──────── Exercise input ────────

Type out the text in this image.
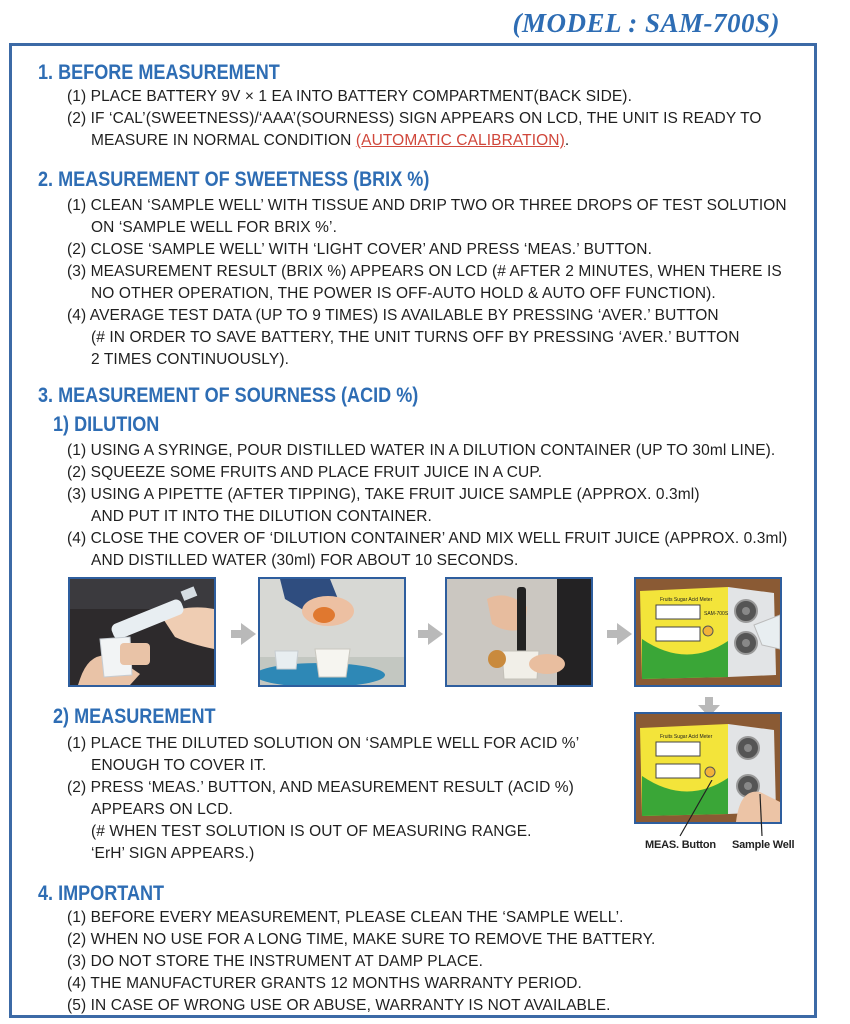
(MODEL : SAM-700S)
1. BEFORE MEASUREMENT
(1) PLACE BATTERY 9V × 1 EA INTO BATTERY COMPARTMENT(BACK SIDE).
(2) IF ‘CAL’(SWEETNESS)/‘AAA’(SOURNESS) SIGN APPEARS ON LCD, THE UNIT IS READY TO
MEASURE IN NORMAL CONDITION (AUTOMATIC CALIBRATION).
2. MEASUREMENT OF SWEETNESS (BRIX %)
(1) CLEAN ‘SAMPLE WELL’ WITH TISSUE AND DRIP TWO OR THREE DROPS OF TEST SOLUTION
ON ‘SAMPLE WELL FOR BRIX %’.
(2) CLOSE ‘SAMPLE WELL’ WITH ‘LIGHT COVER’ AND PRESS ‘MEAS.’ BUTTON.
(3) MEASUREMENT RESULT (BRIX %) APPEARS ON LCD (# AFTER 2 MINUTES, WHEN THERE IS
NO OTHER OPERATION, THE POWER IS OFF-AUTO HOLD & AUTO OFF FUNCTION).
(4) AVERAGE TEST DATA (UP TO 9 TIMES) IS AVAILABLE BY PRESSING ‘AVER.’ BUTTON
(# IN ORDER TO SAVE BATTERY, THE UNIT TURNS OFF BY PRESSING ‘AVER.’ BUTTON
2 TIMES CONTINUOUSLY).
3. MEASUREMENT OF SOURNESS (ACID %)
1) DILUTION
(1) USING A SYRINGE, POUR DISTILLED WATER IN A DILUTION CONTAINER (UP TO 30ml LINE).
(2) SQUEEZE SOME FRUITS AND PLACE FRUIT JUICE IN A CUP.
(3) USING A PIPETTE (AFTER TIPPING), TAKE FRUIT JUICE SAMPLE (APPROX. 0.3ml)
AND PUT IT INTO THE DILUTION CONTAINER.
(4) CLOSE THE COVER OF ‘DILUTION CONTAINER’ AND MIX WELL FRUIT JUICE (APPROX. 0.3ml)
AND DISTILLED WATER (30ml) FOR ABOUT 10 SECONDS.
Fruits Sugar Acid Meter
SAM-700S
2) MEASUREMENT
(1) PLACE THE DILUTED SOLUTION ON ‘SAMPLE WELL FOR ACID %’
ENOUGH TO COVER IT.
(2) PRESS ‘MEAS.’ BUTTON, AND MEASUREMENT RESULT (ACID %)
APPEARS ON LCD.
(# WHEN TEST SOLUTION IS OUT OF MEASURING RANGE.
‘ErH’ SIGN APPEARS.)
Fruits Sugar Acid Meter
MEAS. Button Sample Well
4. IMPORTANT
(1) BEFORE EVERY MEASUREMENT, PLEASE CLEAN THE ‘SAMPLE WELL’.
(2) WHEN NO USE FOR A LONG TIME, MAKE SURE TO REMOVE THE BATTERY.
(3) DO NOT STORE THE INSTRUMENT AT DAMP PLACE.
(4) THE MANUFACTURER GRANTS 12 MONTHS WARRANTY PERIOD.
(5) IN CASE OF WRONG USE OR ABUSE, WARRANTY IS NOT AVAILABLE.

────────
──────── Exercise input ────────

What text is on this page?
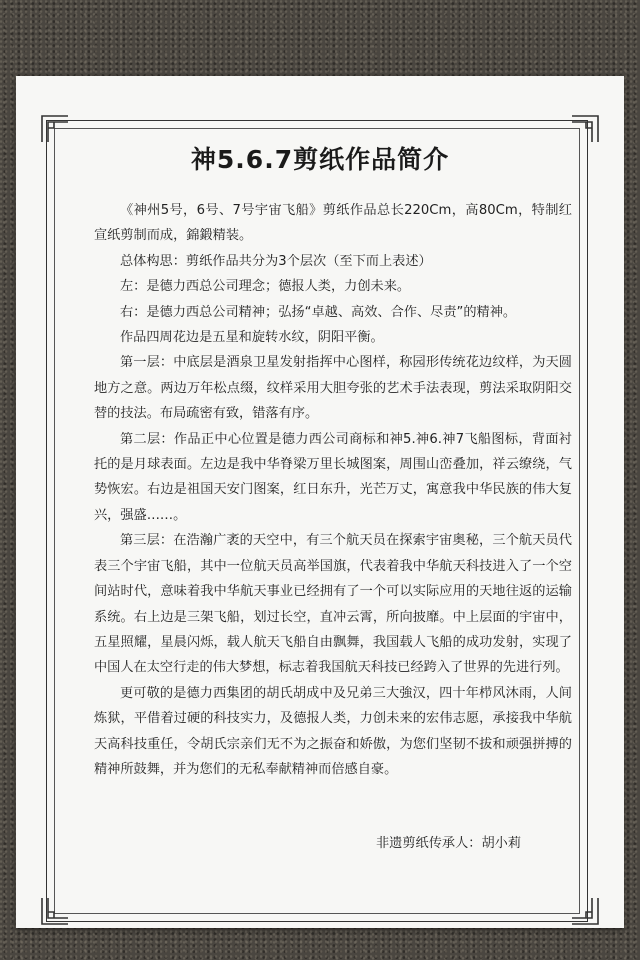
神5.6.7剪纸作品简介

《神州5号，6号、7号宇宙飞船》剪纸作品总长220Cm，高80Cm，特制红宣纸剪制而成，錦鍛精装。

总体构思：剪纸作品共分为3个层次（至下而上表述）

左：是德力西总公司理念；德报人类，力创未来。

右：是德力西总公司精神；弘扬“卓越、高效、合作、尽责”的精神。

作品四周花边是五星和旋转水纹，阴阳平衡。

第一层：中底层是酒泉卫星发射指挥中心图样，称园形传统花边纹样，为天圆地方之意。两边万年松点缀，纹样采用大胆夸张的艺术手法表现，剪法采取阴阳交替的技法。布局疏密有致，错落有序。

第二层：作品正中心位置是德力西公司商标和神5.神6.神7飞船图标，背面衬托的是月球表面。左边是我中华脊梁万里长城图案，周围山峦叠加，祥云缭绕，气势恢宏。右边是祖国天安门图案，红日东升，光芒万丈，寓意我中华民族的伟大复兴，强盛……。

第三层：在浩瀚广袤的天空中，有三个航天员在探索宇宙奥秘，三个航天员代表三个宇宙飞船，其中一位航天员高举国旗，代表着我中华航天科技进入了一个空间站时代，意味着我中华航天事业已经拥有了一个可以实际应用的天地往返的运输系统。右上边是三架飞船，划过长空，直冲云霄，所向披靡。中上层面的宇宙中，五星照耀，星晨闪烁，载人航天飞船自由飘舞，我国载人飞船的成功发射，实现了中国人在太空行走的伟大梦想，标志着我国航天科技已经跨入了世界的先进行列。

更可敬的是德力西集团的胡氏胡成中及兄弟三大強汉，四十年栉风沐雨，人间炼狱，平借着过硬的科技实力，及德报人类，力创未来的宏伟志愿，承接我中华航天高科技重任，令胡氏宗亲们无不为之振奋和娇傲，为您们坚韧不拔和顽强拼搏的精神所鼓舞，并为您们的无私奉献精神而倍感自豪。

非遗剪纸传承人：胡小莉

────────

Sift through the entries and copy every line with "SIGN".

(2) IF ‘CAL’(SWEETNESS)/‘AAA’(SOURNESS) SIGN APPEARS ON LCD, THE UNIT IS READY TO
‘ErH’ SIGN APPEARS.)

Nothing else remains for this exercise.